▸ **What is being asked**
Output each entry below as it stands, leaving out every picture.

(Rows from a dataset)
⟨
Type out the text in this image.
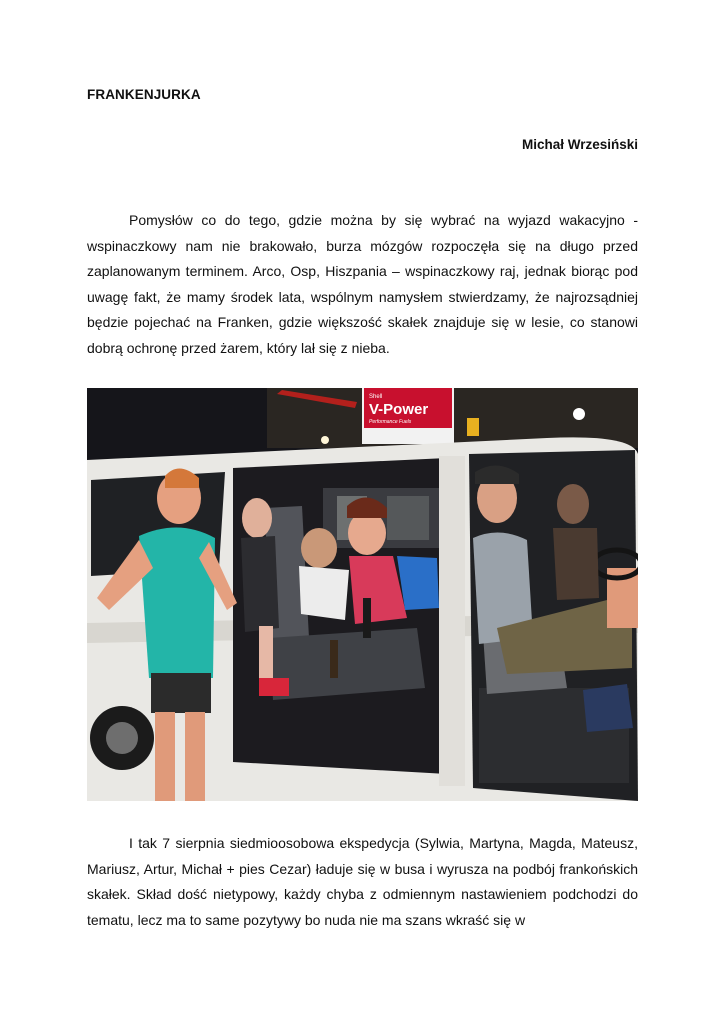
FRANKENJURKA

Michał Wrzesiński

Pomysłów co do tego, gdzie można by się wybrać na wyjazd wakacyjno - wspinaczkowy nam nie brakowało, burza mózgów rozpoczęła się na długo przed zaplanowanym terminem. Arco, Osp, Hiszpania – wspinaczkowy raj, jednak biorąc pod uwagę fakt, że mamy środek lata, wspólnym namysłem stwierdzamy, że najrozsądniej będzie pojechać na Franken, gdzie większość skałek znajduje się w lesie, co stanowi dobrą ochronę przed żarem, który lał się z nieba.

Shell
V-Power
Performance Fuels

I tak 7 sierpnia siedmioosobowa ekspedycja (Sylwia, Martyna, Magda, Mateusz, Mariusz, Artur, Michał + pies Cezar) ładuje się w busa i wyrusza na podbój frankońskich skałek. Skład dość nietypowy, każdy chyba z odmiennym nastawieniem podchodzi do tematu, lecz ma to same pozytywy bo nuda nie ma szans wkraść się w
⟩
▸ **Solution for this task**
Type out the text in this image.
FRANKENJURKA

Michał Wrzesiński

Pomysłów co do tego, gdzie można by się wybrać na wyjazd wakacyjno - wspinaczkowy nam nie brakowało, burza mózgów rozpoczęła się na długo przed zaplanowanym terminem. Arco, Osp, Hiszpania – wspinaczkowy raj, jednak biorąc pod uwagę fakt, że mamy środek lata, wspólnym namysłem stwierdzamy, że najrozsądniej będzie pojechać na Franken, gdzie większość skałek znajduje się w lesie, co stanowi dobrą ochronę przed żarem, który lał się z nieba.

Shell
V-Power
Performance Fuels

I tak 7 sierpnia siedmioosobowa ekspedycja (Sylwia, Martyna, Magda, Mateusz, Mariusz, Artur, Michał + pies Cezar) ładuje się w busa i wyrusza na podbój frankońskich skałek. Skład dość nietypowy, każdy chyba z odmiennym nastawieniem podchodzi do tematu, lecz ma to same pozytywy bo nuda nie ma szans wkraść się w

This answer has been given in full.